Stored data entries:
________

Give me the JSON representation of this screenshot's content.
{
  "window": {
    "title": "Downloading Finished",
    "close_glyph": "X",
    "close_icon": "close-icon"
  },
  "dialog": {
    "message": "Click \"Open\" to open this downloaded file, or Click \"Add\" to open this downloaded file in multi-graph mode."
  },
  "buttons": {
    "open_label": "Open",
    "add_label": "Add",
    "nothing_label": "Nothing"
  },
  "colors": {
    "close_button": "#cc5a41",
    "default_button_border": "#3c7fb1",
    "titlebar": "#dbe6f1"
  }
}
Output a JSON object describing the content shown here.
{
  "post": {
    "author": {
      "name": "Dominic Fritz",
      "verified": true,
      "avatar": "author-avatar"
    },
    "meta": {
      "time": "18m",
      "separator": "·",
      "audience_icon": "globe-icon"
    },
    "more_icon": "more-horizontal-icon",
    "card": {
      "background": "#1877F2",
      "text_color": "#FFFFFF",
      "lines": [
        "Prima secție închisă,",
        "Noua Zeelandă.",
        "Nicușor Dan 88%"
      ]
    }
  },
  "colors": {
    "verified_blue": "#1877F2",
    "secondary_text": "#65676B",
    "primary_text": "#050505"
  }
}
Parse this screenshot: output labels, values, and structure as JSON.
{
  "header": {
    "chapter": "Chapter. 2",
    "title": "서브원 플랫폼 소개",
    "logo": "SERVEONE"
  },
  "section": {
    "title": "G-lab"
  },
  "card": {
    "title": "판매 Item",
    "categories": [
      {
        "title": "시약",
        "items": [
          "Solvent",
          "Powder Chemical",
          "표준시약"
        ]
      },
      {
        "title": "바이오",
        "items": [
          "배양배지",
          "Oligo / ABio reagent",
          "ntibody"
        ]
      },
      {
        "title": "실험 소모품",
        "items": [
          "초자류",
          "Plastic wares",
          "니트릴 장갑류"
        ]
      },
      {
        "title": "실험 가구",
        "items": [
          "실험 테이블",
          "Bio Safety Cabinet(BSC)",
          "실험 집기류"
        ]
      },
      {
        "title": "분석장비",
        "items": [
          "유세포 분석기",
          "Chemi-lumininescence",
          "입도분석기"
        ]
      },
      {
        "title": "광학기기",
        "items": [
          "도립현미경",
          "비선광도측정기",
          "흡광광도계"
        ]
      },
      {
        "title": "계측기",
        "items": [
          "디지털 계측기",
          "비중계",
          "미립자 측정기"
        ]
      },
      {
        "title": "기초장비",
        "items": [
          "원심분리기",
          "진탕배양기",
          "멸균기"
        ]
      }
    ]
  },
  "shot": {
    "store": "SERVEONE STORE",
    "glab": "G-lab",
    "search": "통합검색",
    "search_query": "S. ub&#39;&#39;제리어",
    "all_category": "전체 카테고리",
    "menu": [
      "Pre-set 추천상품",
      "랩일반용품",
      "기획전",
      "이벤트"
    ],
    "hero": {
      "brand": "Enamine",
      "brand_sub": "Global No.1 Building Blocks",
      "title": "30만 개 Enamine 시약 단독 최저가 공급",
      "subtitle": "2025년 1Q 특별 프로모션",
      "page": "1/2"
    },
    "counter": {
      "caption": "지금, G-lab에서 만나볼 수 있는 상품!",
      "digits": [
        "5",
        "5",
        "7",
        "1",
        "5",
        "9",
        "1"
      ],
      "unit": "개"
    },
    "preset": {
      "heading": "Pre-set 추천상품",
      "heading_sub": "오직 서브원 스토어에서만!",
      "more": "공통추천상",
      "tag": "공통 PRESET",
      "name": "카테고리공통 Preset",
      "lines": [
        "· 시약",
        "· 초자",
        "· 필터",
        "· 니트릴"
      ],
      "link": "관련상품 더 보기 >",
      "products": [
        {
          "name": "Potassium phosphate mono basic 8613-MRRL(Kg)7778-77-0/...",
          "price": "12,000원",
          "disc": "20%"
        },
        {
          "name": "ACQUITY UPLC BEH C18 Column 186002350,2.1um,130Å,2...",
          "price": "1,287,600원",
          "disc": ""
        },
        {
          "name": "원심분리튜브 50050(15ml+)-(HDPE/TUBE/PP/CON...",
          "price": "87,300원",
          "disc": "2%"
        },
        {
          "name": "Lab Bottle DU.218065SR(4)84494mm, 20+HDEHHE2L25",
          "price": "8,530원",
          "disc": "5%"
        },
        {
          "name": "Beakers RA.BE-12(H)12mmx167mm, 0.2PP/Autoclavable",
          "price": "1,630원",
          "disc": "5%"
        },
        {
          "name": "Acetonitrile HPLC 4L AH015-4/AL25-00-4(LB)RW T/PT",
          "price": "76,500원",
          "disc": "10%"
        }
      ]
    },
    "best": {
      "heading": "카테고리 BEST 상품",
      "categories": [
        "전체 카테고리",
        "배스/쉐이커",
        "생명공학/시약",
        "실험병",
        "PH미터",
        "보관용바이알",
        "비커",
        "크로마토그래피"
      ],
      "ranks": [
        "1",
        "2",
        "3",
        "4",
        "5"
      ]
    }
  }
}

________

#### [Written exercise]
Type the material above out again, exactly.

#### [Solved problem]
Give me the JSON representation of this screenshot's content.
{
  "window": {
    "title": "Downloading Finished",
    "close_glyph": "X",
    "close_icon": "close-icon"
  },
  "dialog": {
    "message": "Click \"Open\" to open this downloaded file, or Click \"Add\" to open this downloaded file in multi-graph mode."
  },
  "buttons": {
    "open_label": "Open",
    "add_label": "Add",
    "nothing_label": "Nothing"
  },
  "colors": {
    "close_button": "#cc5a41",
    "default_button_border": "#3c7fb1",
    "titlebar": "#dbe6f1"
  }
}
Output a JSON object describing the content shown here.
{
  "post": {
    "author": {
      "name": "Dominic Fritz",
      "verified": true,
      "avatar": "author-avatar"
    },
    "meta": {
      "time": "18m",
      "separator": "·",
      "audience_icon": "globe-icon"
    },
    "more_icon": "more-horizontal-icon",
    "card": {
      "background": "#1877F2",
      "text_color": "#FFFFFF",
      "lines": [
        "Prima secție închisă,",
        "Noua Zeelandă.",
        "Nicușor Dan 88%"
      ]
    }
  },
  "colors": {
    "verified_blue": "#1877F2",
    "secondary_text": "#65676B",
    "primary_text": "#050505"
  }
}
Parse this screenshot: output labels, values, and structure as JSON.
{
  "header": {
    "chapter": "Chapter. 2",
    "title": "서브원 플랫폼 소개",
    "logo": "SERVEONE"
  },
  "section": {
    "title": "G-lab"
  },
  "card": {
    "title": "판매 Item",
    "categories": [
      {
        "title": "시약",
        "items": [
          "Solvent",
          "Powder Chemical",
          "표준시약"
        ]
      },
      {
        "title": "바이오",
        "items": [
          "배양배지",
          "Oligo / ABio reagent",
          "ntibody"
        ]
      },
      {
        "title": "실험 소모품",
        "items": [
          "초자류",
          "Plastic wares",
          "니트릴 장갑류"
        ]
      },
      {
        "title": "실험 가구",
        "items": [
          "실험 테이블",
          "Bio Safety Cabinet(BSC)",
          "실험 집기류"
        ]
      },
      {
        "title": "분석장비",
        "items": [
          "유세포 분석기",
          "Chemi-lumininescence",
          "입도분석기"
        ]
      },
      {
        "title": "광학기기",
        "items": [
          "도립현미경",
          "비선광도측정기",
          "흡광광도계"
        ]
      },
      {
        "title": "계측기",
        "items": [
          "디지털 계측기",
          "비중계",
          "미립자 측정기"
        ]
      },
      {
        "title": "기초장비",
        "items": [
          "원심분리기",
          "진탕배양기",
          "멸균기"
        ]
      }
    ]
  },
  "shot": {
    "store": "SERVEONE STORE",
    "glab": "G-lab",
    "search": "통합검색",
    "search_query": "S. ub&#39;&#39;제리어",
    "all_category": "전체 카테고리",
    "menu": [
      "Pre-set 추천상품",
      "랩일반용품",
      "기획전",
      "이벤트"
    ],
    "hero": {
      "brand": "Enamine",
      "brand_sub": "Global No.1 Building Blocks",
      "title": "30만 개 Enamine 시약 단독 최저가 공급",
      "subtitle": "2025년 1Q 특별 프로모션",
      "page": "1/2"
    },
    "counter": {
      "caption": "지금, G-lab에서 만나볼 수 있는 상품!",
      "digits": [
        "5",
        "5",
        "7",
        "1",
        "5",
        "9",
        "1"
      ],
      "unit": "개"
    },
    "preset": {
      "heading": "Pre-set 추천상품",
      "heading_sub": "오직 서브원 스토어에서만!",
      "more": "공통추천상",
      "tag": "공통 PRESET",
      "name": "카테고리공통 Preset",
      "lines": [
        "· 시약",
        "· 초자",
        "· 필터",
        "· 니트릴"
      ],
      "link": "관련상품 더 보기 >",
      "products": [
        {
          "name": "Potassium phosphate mono basic 8613-MRRL(Kg)7778-77-0/...",
          "price": "12,000원",
          "disc": "20%"
        },
        {
          "name": "ACQUITY UPLC BEH C18 Column 186002350,2.1um,130Å,2...",
          "price": "1,287,600원",
          "disc": ""
        },
        {
          "name": "원심분리튜브 50050(15ml+)-(HDPE/TUBE/PP/CON...",
          "price": "87,300원",
          "disc": "2%"
        },
        {
          "name": "Lab Bottle DU.218065SR(4)84494mm, 20+HDEHHE2L25",
          "price": "8,530원",
          "disc": "5%"
        },
        {
          "name": "Beakers RA.BE-12(H)12mmx167mm, 0.2PP/Autoclavable",
          "price": "1,630원",
          "disc": "5%"
        },
        {
          "name": "Acetonitrile HPLC 4L AH015-4/AL25-00-4(LB)RW T/PT",
          "price": "76,500원",
          "disc": "10%"
        }
      ]
    },
    "best": {
      "heading": "카테고리 BEST 상품",
      "categories": [
        "전체 카테고리",
        "배스/쉐이커",
        "생명공학/시약",
        "실험병",
        "PH미터",
        "보관용바이알",
        "비커",
        "크로마토그래피"
      ],
      "ranks": [
        "1",
        "2",
        "3",
        "4",
        "5"
      ]
    }
  }
}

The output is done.